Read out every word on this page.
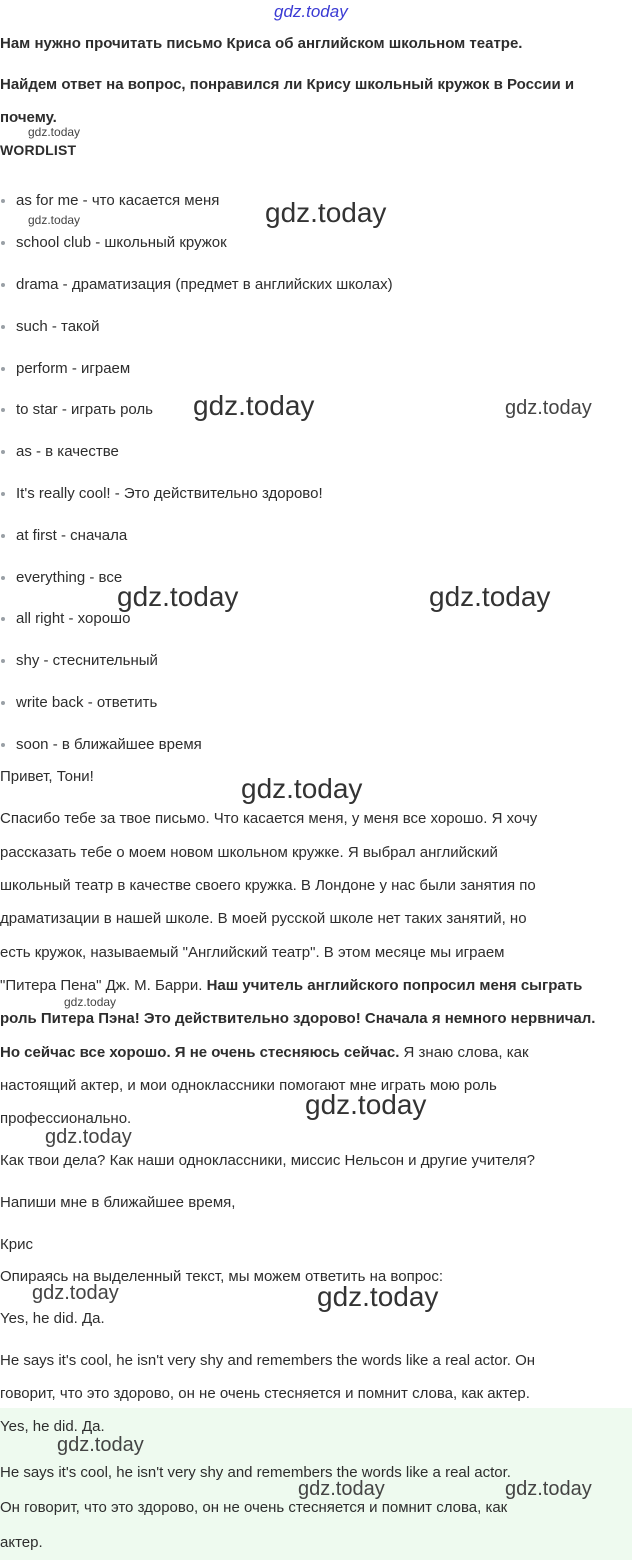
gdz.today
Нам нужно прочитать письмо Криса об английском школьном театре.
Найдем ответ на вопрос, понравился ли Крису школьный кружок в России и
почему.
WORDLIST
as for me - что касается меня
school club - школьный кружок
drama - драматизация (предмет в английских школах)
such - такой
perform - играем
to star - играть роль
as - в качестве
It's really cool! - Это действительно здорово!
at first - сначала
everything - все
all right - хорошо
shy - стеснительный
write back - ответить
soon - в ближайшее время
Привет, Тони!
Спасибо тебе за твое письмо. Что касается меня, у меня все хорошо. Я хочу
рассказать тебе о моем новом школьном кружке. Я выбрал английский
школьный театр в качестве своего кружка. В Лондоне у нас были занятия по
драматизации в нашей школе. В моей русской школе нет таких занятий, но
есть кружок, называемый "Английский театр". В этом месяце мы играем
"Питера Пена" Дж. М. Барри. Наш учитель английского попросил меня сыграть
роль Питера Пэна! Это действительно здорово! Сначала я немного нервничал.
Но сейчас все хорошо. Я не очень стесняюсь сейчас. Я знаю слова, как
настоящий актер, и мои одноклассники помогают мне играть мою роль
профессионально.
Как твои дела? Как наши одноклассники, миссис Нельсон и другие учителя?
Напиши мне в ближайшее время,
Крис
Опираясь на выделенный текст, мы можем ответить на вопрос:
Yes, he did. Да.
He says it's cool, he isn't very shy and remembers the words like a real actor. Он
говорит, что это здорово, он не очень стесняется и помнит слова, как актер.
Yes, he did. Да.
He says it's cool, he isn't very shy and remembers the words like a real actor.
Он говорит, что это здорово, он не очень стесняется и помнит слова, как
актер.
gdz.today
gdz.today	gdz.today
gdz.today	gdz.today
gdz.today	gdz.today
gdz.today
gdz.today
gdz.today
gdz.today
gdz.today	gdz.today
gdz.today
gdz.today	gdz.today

• [Problem to solve]:
The required output is the number of lines containing the word "помнит", and nothing besides.

• [Solution below]:
2